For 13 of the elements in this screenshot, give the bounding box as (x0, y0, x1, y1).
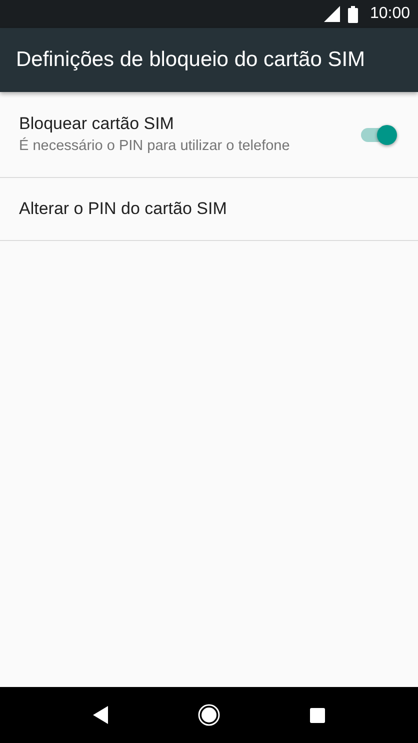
setting-summary: É necessário o PIN para utilizar o telefone (19, 136, 290, 156)
clock-time: 10:00 (370, 4, 410, 24)
recents-icon[interactable] (310, 708, 326, 722)
toggle-switch[interactable] (361, 128, 395, 142)
screen-title: Definições de bloqueio do cartão SIM (16, 47, 366, 74)
settings-row[interactable]: Alterar o PIN do cartão SIM (0, 178, 418, 241)
signal-icon (324, 6, 340, 22)
settings-row[interactable]: Bloquear cartão SIM É necessário o PIN para utilizar o telefone (0, 92, 418, 178)
back-icon[interactable] (92, 706, 109, 724)
setting-title: Alterar o PIN do cartão SIM (19, 198, 227, 220)
setting-title: Bloquear cartão SIM (19, 112, 175, 135)
battery-icon (348, 6, 358, 22)
home-icon[interactable] (198, 704, 220, 726)
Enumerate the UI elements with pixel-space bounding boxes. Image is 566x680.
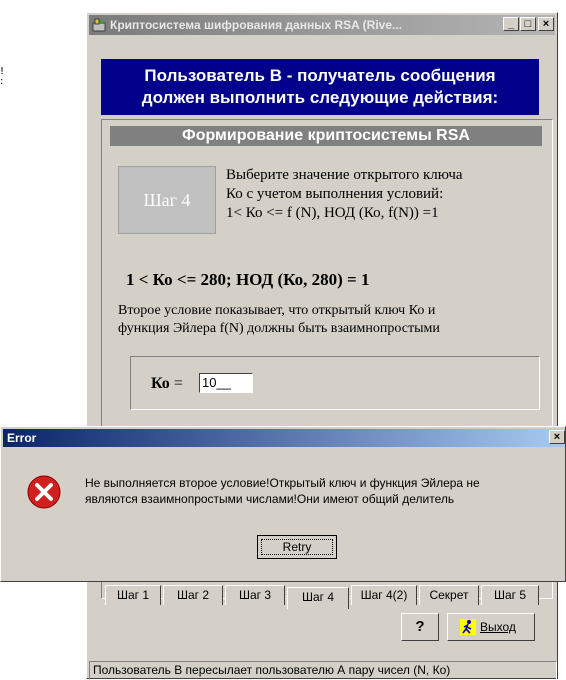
instruction-header: Пользователь В - получатель сообщения до… xyxy=(101,59,539,115)
tab-step-2[interactable]: Шаг 2 xyxy=(163,585,223,605)
close-button[interactable]: × xyxy=(538,17,554,31)
minimize-button[interactable]: _ xyxy=(503,17,519,31)
error-message-line-1: Не выполняется второе условие!Открытый к… xyxy=(85,476,480,490)
tab-step-5[interactable]: Шаг 5 xyxy=(481,585,539,605)
tab-step-1[interactable]: Шаг 1 xyxy=(105,585,161,605)
retry-label: Retry xyxy=(282,540,312,554)
ko-input[interactable]: 10__ xyxy=(199,373,253,393)
main-titlebar[interactable]: Криптосистема шифрования данных RSA (Riv… xyxy=(89,15,555,35)
step-instructions: Выберите значение открытого ключа Ко с у… xyxy=(226,166,546,223)
error-titlebar[interactable]: Error × xyxy=(3,429,565,447)
error-title: Error xyxy=(7,431,37,445)
explanation-line-1: Второе условие показывает, что открытый … xyxy=(118,303,436,318)
error-dialog: Error × Не выполняется второе условие!От… xyxy=(0,426,566,582)
tab-step-3[interactable]: Шаг 3 xyxy=(225,585,285,605)
edge-mark: : xyxy=(0,76,4,87)
retry-button[interactable]: Retry xyxy=(257,535,337,559)
header-line-2: должен выполнить следующие действия: xyxy=(141,88,499,107)
step-badge: Шаг 4 xyxy=(118,166,216,234)
help-button[interactable]: ? xyxy=(401,613,439,641)
window-title: Криптосистема шифрования данных RSA (Riv… xyxy=(110,18,403,32)
running-man-icon xyxy=(460,619,476,635)
maximize-button[interactable]: □ xyxy=(520,17,536,31)
error-icon xyxy=(27,475,61,509)
instr-line-3: 1< Ко <= f (N), НОД (Ко, f(N)) =1 xyxy=(226,205,439,221)
explanation: Второе условие показывает, что открытый … xyxy=(118,302,548,338)
instr-line-1: Выберите значение открытого ключа xyxy=(226,167,463,183)
ko-label-text: Ко xyxy=(151,375,170,392)
error-message: Не выполняется второе условие!Открытый к… xyxy=(85,475,565,507)
section-title: Формирование криптосистемы RSA xyxy=(110,126,542,146)
error-message-line-2: являются взаимнопростыми числами!Они име… xyxy=(85,492,455,506)
tab-secret[interactable]: Секрет xyxy=(419,585,479,605)
error-close-button[interactable]: × xyxy=(549,430,565,444)
ko-equals: = xyxy=(169,375,183,392)
header-line-1: Пользователь В - получатель сообщения xyxy=(144,66,496,85)
exit-label: Выход xyxy=(480,620,516,634)
tab-step-4-2[interactable]: Шаг 4(2) xyxy=(351,585,417,605)
explanation-line-2: функция Эйлера f(N) должны быть взаимноп… xyxy=(118,321,440,336)
status-bar: Пользователь В пересылает пользователю А… xyxy=(89,661,557,680)
exit-button[interactable]: Выход xyxy=(447,613,535,641)
app-icon xyxy=(92,18,106,32)
condition-text: 1 < Ко <= 280; НОД (Ко, 280) = 1 xyxy=(126,270,370,289)
ko-label: Ко = xyxy=(151,375,183,393)
tab-step-4[interactable]: Шаг 4 xyxy=(287,587,349,609)
instr-line-2: Ко с учетом выполнения условий: xyxy=(226,186,444,202)
ko-group-box: Ко = 10__ xyxy=(130,356,540,410)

------------------------------------------------------------

Requirements:
Rewrite all the records with "settings-row" renamed to "list-row" and nothing else changed. Leave the pictures out.

The solution:
For 13 of the elements in this screenshot, give the bounding box as (x0, y0, x1, y1).
setting-summary: É necessário o PIN para utilizar o telefone (19, 136, 290, 156)
clock-time: 10:00 (370, 4, 410, 24)
recents-icon[interactable] (310, 708, 326, 722)
toggle-switch[interactable] (361, 128, 395, 142)
screen-title: Definições de bloqueio do cartão SIM (16, 47, 366, 74)
list-row[interactable]: Alterar o PIN do cartão SIM (0, 178, 418, 241)
signal-icon (324, 6, 340, 22)
list-row[interactable]: Bloquear cartão SIM É necessário o PIN para utilizar o telefone (0, 92, 418, 178)
back-icon[interactable] (92, 706, 109, 724)
setting-title: Alterar o PIN do cartão SIM (19, 198, 227, 220)
setting-title: Bloquear cartão SIM (19, 112, 175, 135)
battery-icon (348, 6, 358, 22)
home-icon[interactable] (198, 704, 220, 726)
Enumerate the UI elements with pixel-space bounding boxes. Image is 566x680.
instruction-header: Пользователь В - получатель сообщения до… xyxy=(101,59,539,115)
tab-step-2[interactable]: Шаг 2 xyxy=(163,585,223,605)
close-button[interactable]: × xyxy=(538,17,554,31)
minimize-button[interactable]: _ xyxy=(503,17,519,31)
error-message-line-1: Не выполняется второе условие!Открытый к… xyxy=(85,476,480,490)
tab-step-5[interactable]: Шаг 5 xyxy=(481,585,539,605)
tab-step-1[interactable]: Шаг 1 xyxy=(105,585,161,605)
retry-label: Retry xyxy=(282,540,312,554)
ko-input[interactable]: 10__ xyxy=(199,373,253,393)
main-titlebar[interactable]: Криптосистема шифрования данных RSA (Riv… xyxy=(89,15,555,35)
step-instructions: Выберите значение открытого ключа Ко с у… xyxy=(226,166,546,223)
error-titlebar[interactable]: Error × xyxy=(3,429,565,447)
error-title: Error xyxy=(7,431,37,445)
explanation-line-1: Второе условие показывает, что открытый … xyxy=(118,303,436,318)
error-dialog: Error × Не выполняется второе условие!От… xyxy=(0,426,566,582)
tab-step-3[interactable]: Шаг 3 xyxy=(225,585,285,605)
edge-mark: : xyxy=(0,76,4,87)
retry-button[interactable]: Retry xyxy=(257,535,337,559)
header-line-2: должен выполнить следующие действия: xyxy=(141,88,499,107)
step-badge: Шаг 4 xyxy=(118,166,216,234)
help-button[interactable]: ? xyxy=(401,613,439,641)
window-title: Криптосистема шифрования данных RSA (Riv… xyxy=(110,18,403,32)
running-man-icon xyxy=(460,619,476,635)
maximize-button[interactable]: □ xyxy=(520,17,536,31)
error-icon xyxy=(27,475,61,509)
instr-line-3: 1< Ко <= f (N), НОД (Ко, f(N)) =1 xyxy=(226,205,439,221)
explanation: Второе условие показывает, что открытый … xyxy=(118,302,548,338)
instr-line-1: Выберите значение открытого ключа xyxy=(226,167,463,183)
ko-label-text: Ко xyxy=(151,375,170,392)
error-message: Не выполняется второе условие!Открытый к… xyxy=(85,475,565,507)
section-title: Формирование криптосистемы RSA xyxy=(110,126,542,146)
error-message-line-2: являются взаимнопростыми числами!Они име… xyxy=(85,492,455,506)
tab-secret[interactable]: Секрет xyxy=(419,585,479,605)
error-close-button[interactable]: × xyxy=(549,430,565,444)
ko-equals: = xyxy=(169,375,183,392)
header-line-1: Пользователь В - получатель сообщения xyxy=(144,66,496,85)
exit-label: Выход xyxy=(480,620,516,634)
tab-step-4-2[interactable]: Шаг 4(2) xyxy=(351,585,417,605)
explanation-line-2: функция Эйлера f(N) должны быть взаимноп… xyxy=(118,321,440,336)
status-bar: Пользователь В пересылает пользователю А… xyxy=(89,661,557,680)
exit-button[interactable]: Выход xyxy=(447,613,535,641)
app-icon xyxy=(92,18,106,32)
condition-text: 1 < Ко <= 280; НОД (Ко, 280) = 1 xyxy=(126,270,370,289)
ko-label: Ко = xyxy=(151,375,183,393)
tab-step-4[interactable]: Шаг 4 xyxy=(287,587,349,609)
instr-line-2: Ко с учетом выполнения условий: xyxy=(226,186,444,202)
ko-group-box: Ко = 10__ xyxy=(130,356,540,410)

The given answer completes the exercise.